▶ _Completa quanto segue_
a - Nel testo su Sentieri a Sud, a che cosa corrisponde in griko il nome Kurumuny?
b - Scrivi il seguito del testo su Sentieri a Sud, partendo subito dopo la sua ultima frase.

▶ _Testo fornito_
%%
Il mese scorso, a giugno, abbiamo messo la prima pietra. La settimana scorsa, per la prima volta ne ho parlato a gente sconosciuta, uscendo allo scoperto.  L’occasione ce l’ha data  “Sentieri a Sud”.

Sentieri a Sud è il nome di una piccola rassegna di attraversamenti culturali tra antiche tradizioni e nuovi strumenti di narrazione e racconto. La organizza Kurumuny, la casa editrice salentina fondata dall’etnomusicologo Luigi Chiriatti, conficcata nel cuore della Grecìa, tra Martano, Calimera e Martignano. Il suo nome, Kurumuny, nasce proprio dal territorio. La sua etimologia ci porta infatti al nome che in griko si dà al germoglio dell’ulivo, un giovane ramo, come si legge nella presentazione dell’editore, “che affonda le radici nel territorio, sospesa fra sedimenti di antichità e orizzonti futuri”. Kurumuny è un pezzo di campagna, qualche ettaro di campagna fuori Martano, tra muretti a secco, vecchi frantoi, ulivi resistenti e terra rossa.

A Kurumuny ci arriviamo alla cieca, perché le indicazioni dicono di seguire fino alle ultime vie tracciate dal segnale, e poi chissà. Nel buio della campagna, qualche luce soffusa ci indica il passo. Sopra di noi, un strada piena di stelle, accompagnate dai grilli della notte, fa il resto.
Ci andiamo perché l’8 luglio si tiene il primo incontro previsto dalla rassegna. E Giovanni, che fa il direttore editoriale, a giugno, quando siamo andati a trovarlo nella sede di Martignano, ci ha detto che sarebbe stato bello vederci lì.
%%
▶ _Dati_
%%
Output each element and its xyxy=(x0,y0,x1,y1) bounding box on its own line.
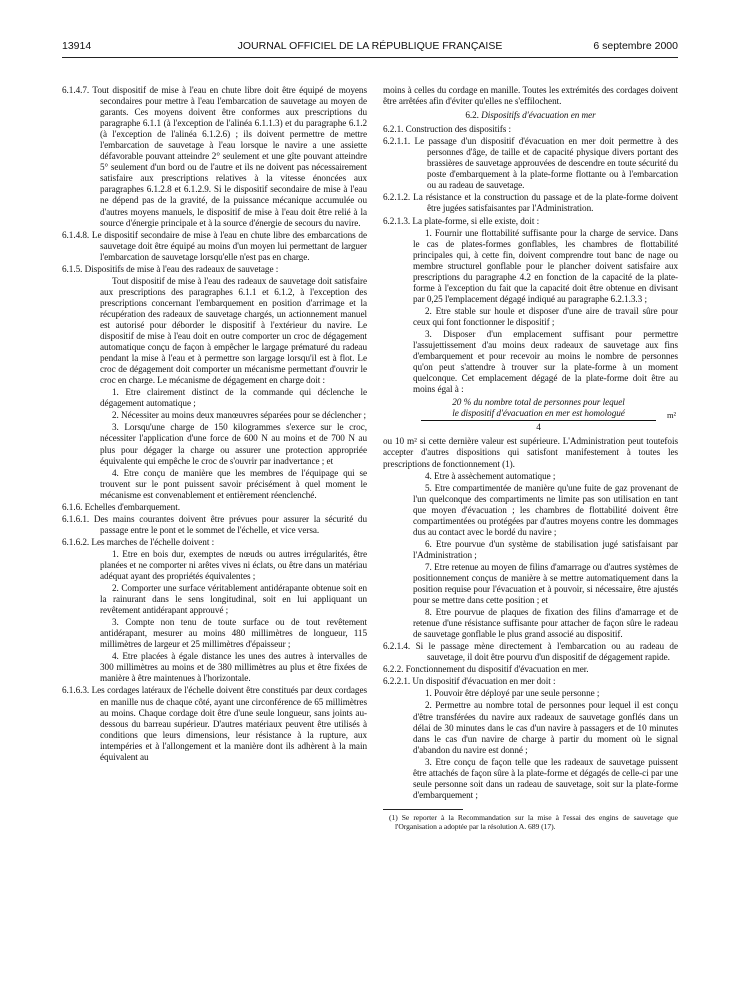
%%
▶ _Le risposte_
a - Al germoglio dell'ulivo, cioè a un giovane ramo.

b -
Con Giovanni abbiamo parlato del mio progetto nuovo, un libro sull’emancipazione delle donne del Salento, un libro bello che parli di storie che partono dal quotidiano, fatto di incontri e racconti, storie di ritorni e partenze, di progetti e speranze, di investimenti, di sfide e lotte. Un libro che è un viaggio lungo un alfabeto di stazioni che si chiamano come i comuni del territorio, un viaggio in treno lungo la ferrovia del Sud Est, lungo i binari unici che oggi risuonano di altri sentimenti forti e tremendi. La serata dell’8 è un inizio, un modo per immergersi in un territorio non scontato, un mondo conosciuto e amato in tanti ritorni da raccontare con occhi militanti.

Un progetto di rinascita da far partire in una terra che è naturalmente frontiera, approdo, interazione.

Sarà stato un caso, ma la presentazione del libro che dà ragione della serata, la “Favola agrodolce di riso fuori sede”, di Silvia Rizzello, diventa nei minuti che scorrono giusti l’occasione per un’altra narrazione: quella che scopre la terra di Puglia come crocevia di esperienze, con un primo fulcro nella Bari degli anni novanta, durante l’epico sbarco di 20.000 albanesi. Quella che narra storie di integrazioni feconde, come quella di Nabir Bey,  palestinese, voce e autore dei Radiodervish e corrispondente per dieci anni in Italia per Al Jazira. Quella che testimonia, insieme a Mauro Zacheo, la scommessa di un assessorato bellissimo, le Politiche per l’Accoglienza, del Comune di Martano.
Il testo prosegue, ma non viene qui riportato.